── Records for this exercise ──

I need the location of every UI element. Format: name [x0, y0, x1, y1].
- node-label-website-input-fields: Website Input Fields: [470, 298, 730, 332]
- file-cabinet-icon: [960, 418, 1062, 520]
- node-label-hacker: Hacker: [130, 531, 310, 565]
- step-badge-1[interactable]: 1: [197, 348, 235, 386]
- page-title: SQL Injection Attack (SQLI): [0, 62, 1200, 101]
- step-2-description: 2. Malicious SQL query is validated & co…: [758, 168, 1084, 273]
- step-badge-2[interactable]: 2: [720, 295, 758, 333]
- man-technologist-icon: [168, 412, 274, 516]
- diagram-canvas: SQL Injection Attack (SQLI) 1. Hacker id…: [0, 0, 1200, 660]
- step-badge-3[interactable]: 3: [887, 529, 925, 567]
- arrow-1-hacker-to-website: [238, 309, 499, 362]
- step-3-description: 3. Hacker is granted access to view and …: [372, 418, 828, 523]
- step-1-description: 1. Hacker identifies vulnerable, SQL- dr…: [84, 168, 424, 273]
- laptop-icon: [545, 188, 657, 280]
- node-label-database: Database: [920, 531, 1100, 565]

───

Work instructions —
Print all of the lines above again, character for character, without changing anything.

Task result —
I need the location of every UI element. Format: name [x0, y0, x1, y1].
- node-label-website-input-fields: Website Input Fields: [470, 298, 730, 332]
- file-cabinet-icon: [960, 418, 1062, 520]
- node-label-hacker: Hacker: [130, 531, 310, 565]
- step-badge-1[interactable]: 1: [197, 348, 235, 386]
- page-title: SQL Injection Attack (SQLI): [0, 62, 1200, 101]
- step-2-description: 2. Malicious SQL query is validated & co…: [758, 168, 1084, 273]
- step-badge-2[interactable]: 2: [720, 295, 758, 333]
- man-technologist-icon: [168, 412, 274, 516]
- diagram-canvas: SQL Injection Attack (SQLI) 1. Hacker id…: [0, 0, 1200, 660]
- step-badge-3[interactable]: 3: [887, 529, 925, 567]
- arrow-1-hacker-to-website: [238, 309, 499, 362]
- step-3-description: 3. Hacker is granted access to view and …: [372, 418, 828, 523]
- step-1-description: 1. Hacker identifies vulnerable, SQL- dr…: [84, 168, 424, 273]
- laptop-icon: [545, 188, 657, 280]
- node-label-database: Database: [920, 531, 1100, 565]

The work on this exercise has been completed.